_What to work on_: In the entries below, find every line holding the string "JSON" and collect it.
──────── Extracted entries ────────
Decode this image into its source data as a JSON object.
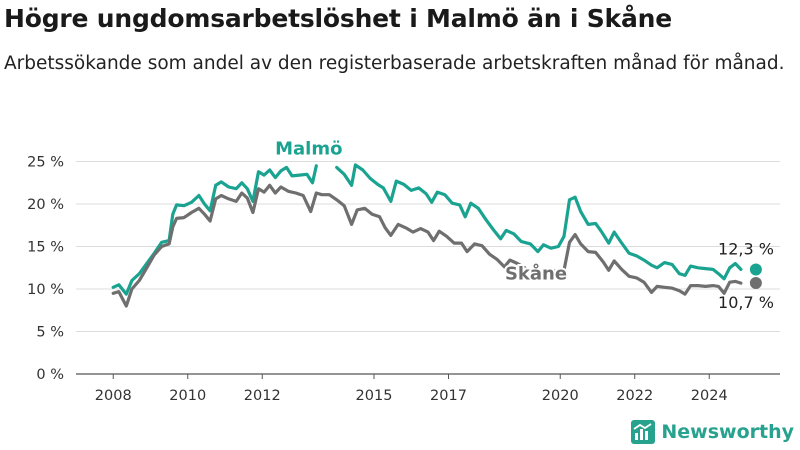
{
  "header": {
    "title": "Högre ungdomsarbetslöshet i Malmö än i Skåne",
    "subtitle": "Arbetssökande som andel av den registerbaserade arbetskraften månad för månad."
  },
  "brand": {
    "name": "Newsworthy",
    "icon": "newsworthy-logo-icon"
  },
  "chart_data": {
    "type": "line",
    "y_ticks": [
      "0 %",
      "5 %",
      "10 %",
      "15 %",
      "20 %",
      "25 %"
    ],
    "y_tick_values": [
      0,
      5,
      10,
      15,
      20,
      25
    ],
    "x_ticks": [
      "2008",
      "2010",
      "2012",
      "2015",
      "2017",
      "2020",
      "2022",
      "2024"
    ],
    "x_tick_values": [
      2008,
      2010,
      2012,
      2015,
      2017,
      2020,
      2022,
      2024
    ],
    "ylim": [
      0,
      26
    ],
    "xlim": [
      2007.0,
      2025.9
    ],
    "grid": true,
    "series": [
      {
        "name": "Malmö",
        "color": "#1aa391",
        "end_label": "12,3 %",
        "end_value": 12.3,
        "points": [
          [
            2008.0,
            10.2
          ],
          [
            2008.15,
            10.5
          ],
          [
            2008.35,
            9.4
          ],
          [
            2008.5,
            11.0
          ],
          [
            2008.7,
            11.8
          ],
          [
            2008.9,
            13.0
          ],
          [
            2009.1,
            14.2
          ],
          [
            2009.3,
            15.5
          ],
          [
            2009.5,
            15.7
          ],
          [
            2009.6,
            18.8
          ],
          [
            2009.7,
            19.9
          ],
          [
            2009.9,
            19.8
          ],
          [
            2010.1,
            20.2
          ],
          [
            2010.3,
            21.0
          ],
          [
            2010.45,
            20.0
          ],
          [
            2010.6,
            19.2
          ],
          [
            2010.75,
            22.2
          ],
          [
            2010.9,
            22.6
          ],
          [
            2011.1,
            22.0
          ],
          [
            2011.3,
            21.8
          ],
          [
            2011.45,
            22.5
          ],
          [
            2011.6,
            21.8
          ],
          [
            2011.75,
            20.3
          ],
          [
            2011.9,
            23.8
          ],
          [
            2012.05,
            23.4
          ],
          [
            2012.2,
            24.0
          ],
          [
            2012.35,
            23.1
          ],
          [
            2012.5,
            23.9
          ],
          [
            2012.65,
            24.3
          ],
          [
            2012.8,
            23.3
          ],
          [
            2013.0,
            23.4
          ],
          [
            2013.2,
            23.5
          ],
          [
            2013.35,
            22.5
          ],
          [
            2013.45,
            24.5
          ]
        ],
        "points_2": [
          [
            2014.0,
            24.3
          ],
          [
            2014.2,
            23.5
          ],
          [
            2014.4,
            22.2
          ],
          [
            2014.5,
            24.6
          ],
          [
            2014.7,
            24.0
          ],
          [
            2014.9,
            23.0
          ],
          [
            2015.1,
            22.3
          ],
          [
            2015.25,
            21.9
          ],
          [
            2015.45,
            20.3
          ],
          [
            2015.6,
            22.7
          ],
          [
            2015.8,
            22.3
          ],
          [
            2016.0,
            21.6
          ],
          [
            2016.2,
            21.9
          ],
          [
            2016.4,
            21.2
          ],
          [
            2016.55,
            20.2
          ],
          [
            2016.7,
            21.4
          ],
          [
            2016.9,
            21.1
          ],
          [
            2017.1,
            20.1
          ],
          [
            2017.3,
            19.9
          ],
          [
            2017.45,
            18.5
          ],
          [
            2017.6,
            20.1
          ],
          [
            2017.8,
            19.5
          ],
          [
            2018.0,
            18.2
          ],
          [
            2018.2,
            17.0
          ],
          [
            2018.4,
            15.9
          ],
          [
            2018.55,
            16.9
          ],
          [
            2018.75,
            16.5
          ],
          [
            2018.95,
            15.6
          ],
          [
            2019.2,
            15.3
          ],
          [
            2019.4,
            14.4
          ],
          [
            2019.55,
            15.2
          ],
          [
            2019.75,
            14.8
          ],
          [
            2019.95,
            15.0
          ],
          [
            2020.1,
            16.2
          ],
          [
            2020.25,
            20.5
          ],
          [
            2020.4,
            20.8
          ],
          [
            2020.55,
            19.1
          ],
          [
            2020.75,
            17.6
          ],
          [
            2020.95,
            17.7
          ],
          [
            2021.1,
            16.8
          ],
          [
            2021.3,
            15.4
          ],
          [
            2021.45,
            16.7
          ],
          [
            2021.65,
            15.4
          ],
          [
            2021.85,
            14.2
          ],
          [
            2022.05,
            13.9
          ],
          [
            2022.25,
            13.4
          ],
          [
            2022.45,
            12.8
          ],
          [
            2022.6,
            12.5
          ],
          [
            2022.8,
            13.1
          ],
          [
            2023.0,
            12.9
          ],
          [
            2023.2,
            11.8
          ],
          [
            2023.35,
            11.6
          ],
          [
            2023.5,
            12.7
          ],
          [
            2023.7,
            12.5
          ],
          [
            2023.9,
            12.4
          ],
          [
            2024.1,
            12.3
          ],
          [
            2024.25,
            11.8
          ],
          [
            2024.4,
            11.2
          ],
          [
            2024.55,
            12.5
          ],
          [
            2024.7,
            13.0
          ],
          [
            2024.85,
            12.3
          ]
        ]
      },
      {
        "name": "Skåne",
        "color": "#6f6f6f",
        "end_label": "10,7 %",
        "end_value": 10.7,
        "points": [
          [
            2008.0,
            9.5
          ],
          [
            2008.15,
            9.7
          ],
          [
            2008.35,
            8.0
          ],
          [
            2008.5,
            10.0
          ],
          [
            2008.7,
            11.0
          ],
          [
            2008.9,
            12.5
          ],
          [
            2009.1,
            14.0
          ],
          [
            2009.3,
            15.0
          ],
          [
            2009.5,
            15.3
          ],
          [
            2009.6,
            17.3
          ],
          [
            2009.7,
            18.3
          ],
          [
            2009.9,
            18.4
          ],
          [
            2010.1,
            19.0
          ],
          [
            2010.3,
            19.5
          ],
          [
            2010.45,
            18.8
          ],
          [
            2010.6,
            18.0
          ],
          [
            2010.75,
            20.6
          ],
          [
            2010.9,
            21.0
          ],
          [
            2011.1,
            20.6
          ],
          [
            2011.3,
            20.3
          ],
          [
            2011.45,
            21.3
          ],
          [
            2011.6,
            20.7
          ],
          [
            2011.75,
            19.0
          ],
          [
            2011.9,
            21.8
          ],
          [
            2012.05,
            21.4
          ],
          [
            2012.2,
            22.2
          ],
          [
            2012.35,
            21.3
          ],
          [
            2012.5,
            22.0
          ],
          [
            2012.7,
            21.5
          ],
          [
            2012.9,
            21.3
          ],
          [
            2013.1,
            21.0
          ],
          [
            2013.3,
            19.1
          ],
          [
            2013.45,
            21.3
          ],
          [
            2013.6,
            21.1
          ],
          [
            2013.8,
            21.1
          ],
          [
            2014.0,
            20.5
          ],
          [
            2014.2,
            19.8
          ],
          [
            2014.4,
            17.6
          ],
          [
            2014.55,
            19.3
          ],
          [
            2014.75,
            19.5
          ],
          [
            2014.95,
            18.8
          ],
          [
            2015.15,
            18.5
          ],
          [
            2015.3,
            17.2
          ],
          [
            2015.45,
            16.3
          ],
          [
            2015.65,
            17.6
          ],
          [
            2015.85,
            17.2
          ],
          [
            2016.05,
            16.7
          ],
          [
            2016.25,
            17.1
          ],
          [
            2016.45,
            16.7
          ],
          [
            2016.6,
            15.7
          ],
          [
            2016.75,
            16.8
          ],
          [
            2016.95,
            16.2
          ],
          [
            2017.15,
            15.4
          ],
          [
            2017.35,
            15.4
          ],
          [
            2017.5,
            14.4
          ],
          [
            2017.7,
            15.3
          ],
          [
            2017.9,
            15.1
          ],
          [
            2018.1,
            14.1
          ],
          [
            2018.3,
            13.5
          ],
          [
            2018.5,
            12.6
          ],
          [
            2018.65,
            13.4
          ],
          [
            2018.85,
            13.0
          ],
          [
            2019.05,
            12.5
          ]
        ],
        "points_2": [
          [
            2019.75,
            12.3
          ],
          [
            2019.95,
            11.9
          ],
          [
            2020.1,
            12.2
          ],
          [
            2020.25,
            15.5
          ],
          [
            2020.4,
            16.4
          ],
          [
            2020.55,
            15.3
          ],
          [
            2020.75,
            14.4
          ],
          [
            2020.95,
            14.3
          ],
          [
            2021.15,
            13.2
          ],
          [
            2021.3,
            12.2
          ],
          [
            2021.45,
            13.3
          ],
          [
            2021.65,
            12.3
          ],
          [
            2021.85,
            11.5
          ],
          [
            2022.05,
            11.3
          ],
          [
            2022.25,
            10.8
          ],
          [
            2022.45,
            9.6
          ],
          [
            2022.6,
            10.3
          ],
          [
            2022.8,
            10.2
          ],
          [
            2023.0,
            10.1
          ],
          [
            2023.2,
            9.8
          ],
          [
            2023.35,
            9.4
          ],
          [
            2023.5,
            10.4
          ],
          [
            2023.7,
            10.4
          ],
          [
            2023.9,
            10.3
          ],
          [
            2024.1,
            10.4
          ],
          [
            2024.25,
            10.3
          ],
          [
            2024.4,
            9.5
          ],
          [
            2024.55,
            10.8
          ],
          [
            2024.7,
            10.9
          ],
          [
            2024.85,
            10.7
          ]
        ]
      }
    ]
  }
}
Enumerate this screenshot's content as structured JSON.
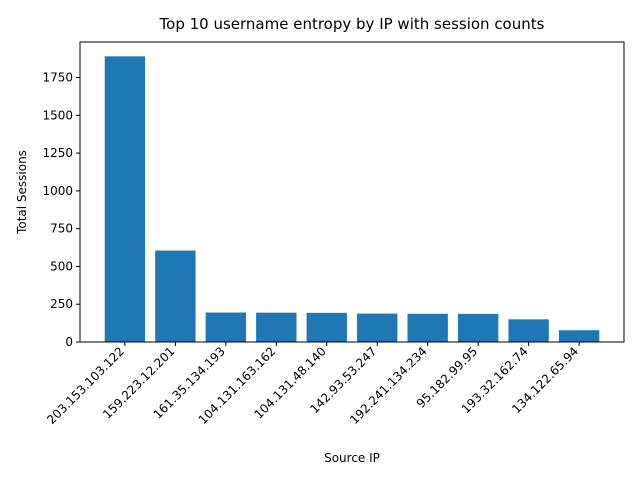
────────
_Task solution_:
Decode this image into its source data as a JSON object.
Enumerate this screenshot's content as structured JSON.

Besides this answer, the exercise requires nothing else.